» Work to be completed: Of all the lines in the material, how many include the word "likes"? Reply with the number alone.
** Start **
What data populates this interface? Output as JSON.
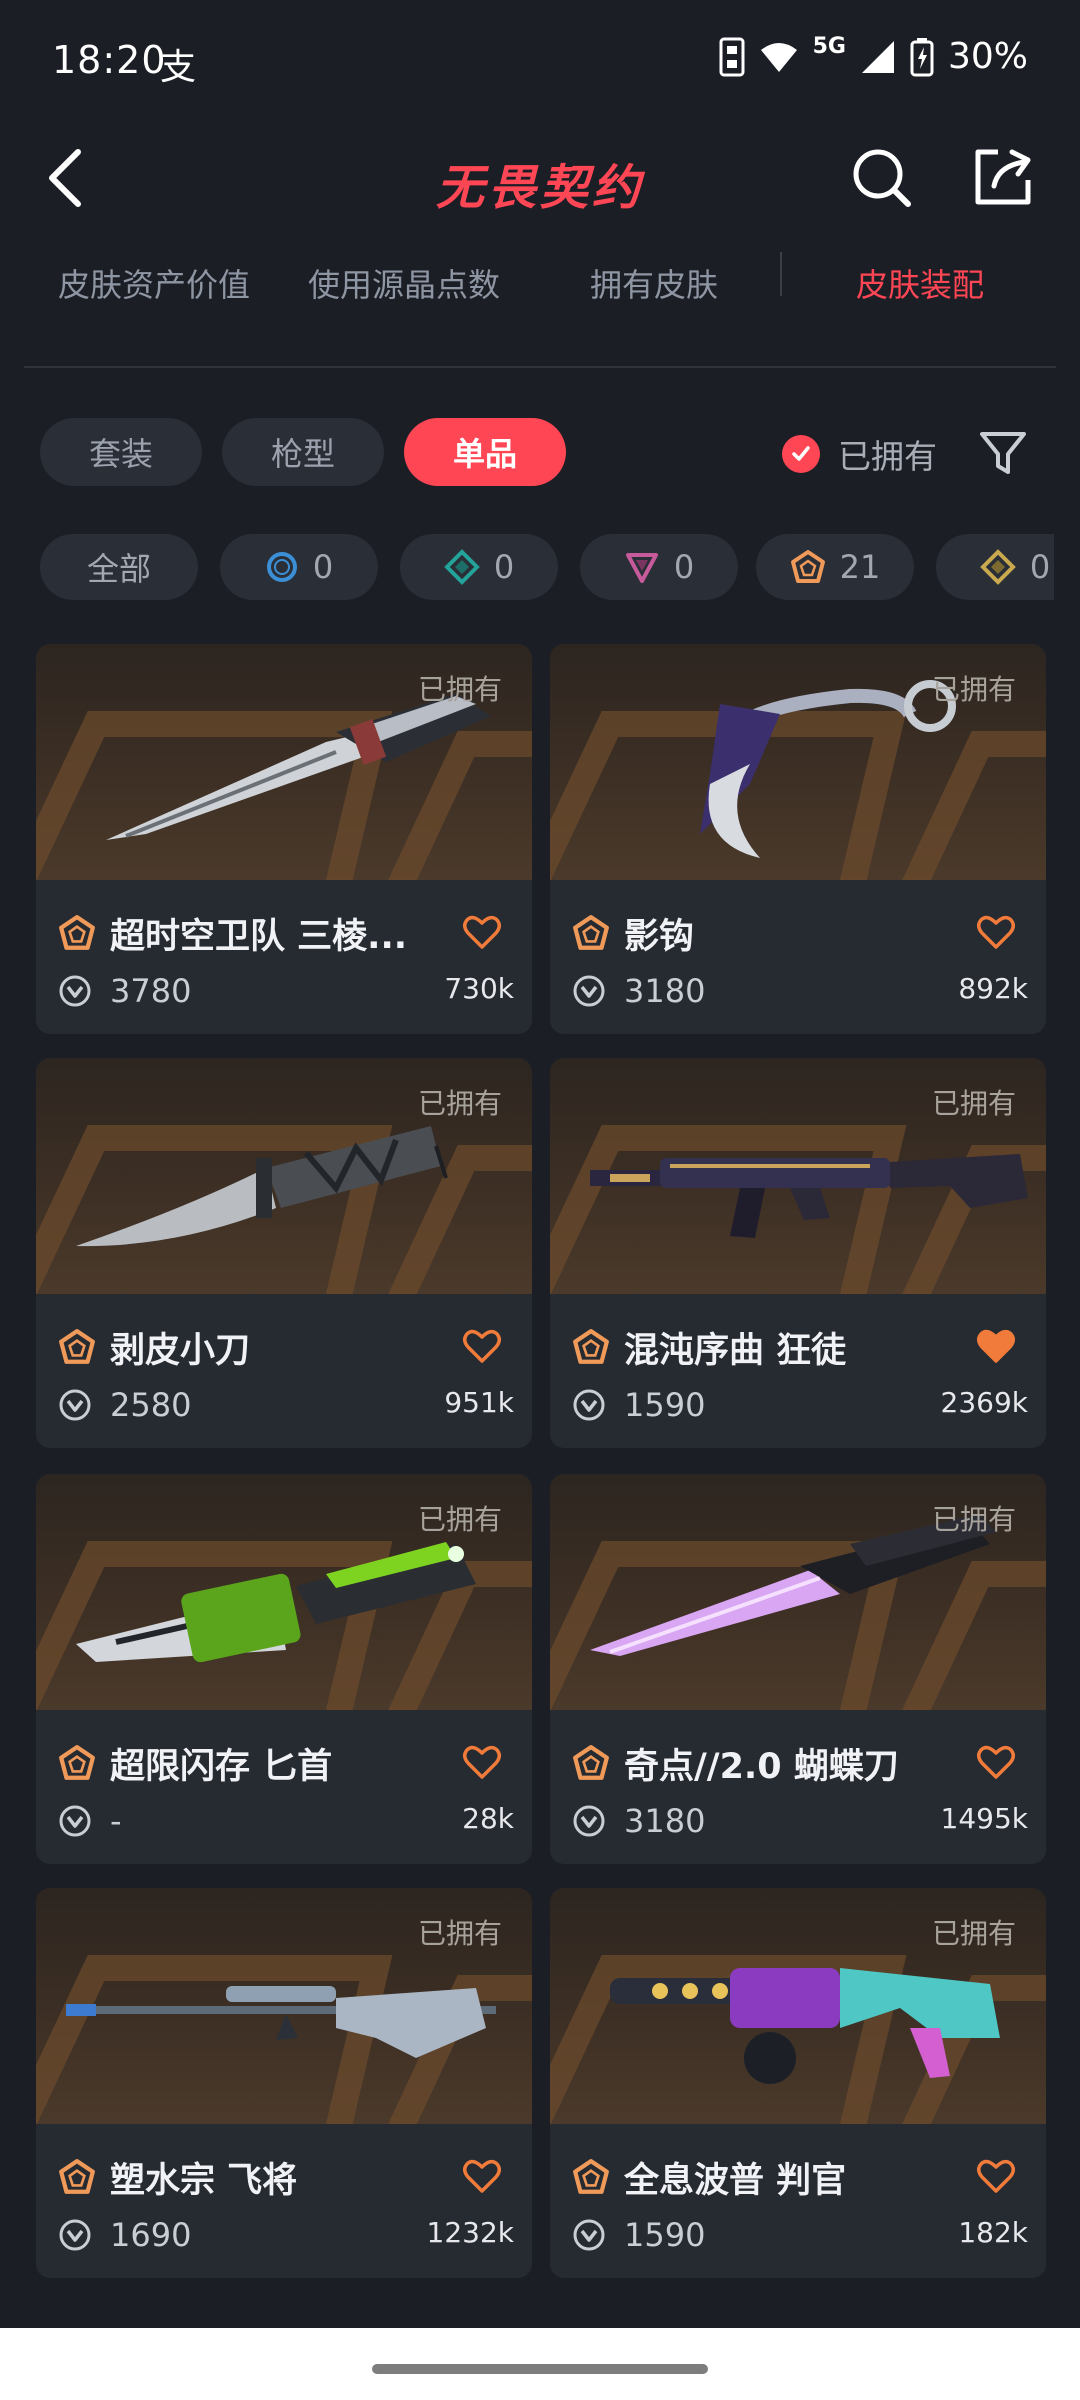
{
  "status_bar": {
    "time": "18:20",
    "app_glyph": "支",
    "network": "5G",
    "battery": "30%"
  },
  "header": {
    "title": "无畏契约",
    "back_icon": "back-arrow-icon",
    "search_icon": "search-icon",
    "share_icon": "share-icon"
  },
  "top_tabs": [
    {
      "label": "皮肤资产价值",
      "active": false
    },
    {
      "label": "使用源晶点数",
      "active": false
    },
    {
      "label": "拥有皮肤",
      "active": false
    },
    {
      "label": "皮肤装配",
      "active": true
    }
  ],
  "segments": [
    {
      "label": "套装",
      "active": false
    },
    {
      "label": "枪型",
      "active": false
    },
    {
      "label": "单品",
      "active": true
    }
  ],
  "owned_filter": {
    "label": "已拥有",
    "checked": true
  },
  "tiers": [
    {
      "label": "全部",
      "count": "",
      "color": ""
    },
    {
      "label": "",
      "count": "0",
      "color": "#3b8fd6"
    },
    {
      "label": "",
      "count": "0",
      "color": "#23a39a"
    },
    {
      "label": "",
      "count": "0",
      "color": "#c65a9b"
    },
    {
      "label": "",
      "count": "21",
      "color": "#f09a5a"
    },
    {
      "label": "",
      "count": "0",
      "color": "#c9a94e"
    }
  ],
  "items": [
    {
      "name": "超时空卫队 三棱...",
      "vp": "3780",
      "likes": "730k",
      "owned": "已拥有",
      "liked": false
    },
    {
      "name": "影钩",
      "vp": "3180",
      "likes": "892k",
      "owned": "已拥有",
      "liked": false
    },
    {
      "name": "剥皮小刀",
      "vp": "2580",
      "likes": "951k",
      "owned": "已拥有",
      "liked": false
    },
    {
      "name": "混沌序曲 狂徒",
      "vp": "1590",
      "likes": "2369k",
      "owned": "已拥有",
      "liked": true
    },
    {
      "name": "超限闪存 匕首",
      "vp": "-",
      "likes": "28k",
      "owned": "已拥有",
      "liked": false
    },
    {
      "name": "奇点//2.0 蝴蝶刀",
      "vp": "3180",
      "likes": "1495k",
      "owned": "已拥有",
      "liked": false
    },
    {
      "name": "塑水宗 飞将",
      "vp": "1690",
      "likes": "1232k",
      "owned": "已拥有",
      "liked": false
    },
    {
      "name": "全息波普 判官",
      "vp": "1590",
      "likes": "182k",
      "owned": "已拥有",
      "liked": false
    }
  ],
  "colors": {
    "accent": "#ff4655",
    "tier_exclusive": "#f09a5a",
    "background": "#1b1e25",
    "card": "#262a31"
  }
}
** End **
» Output of the task: 8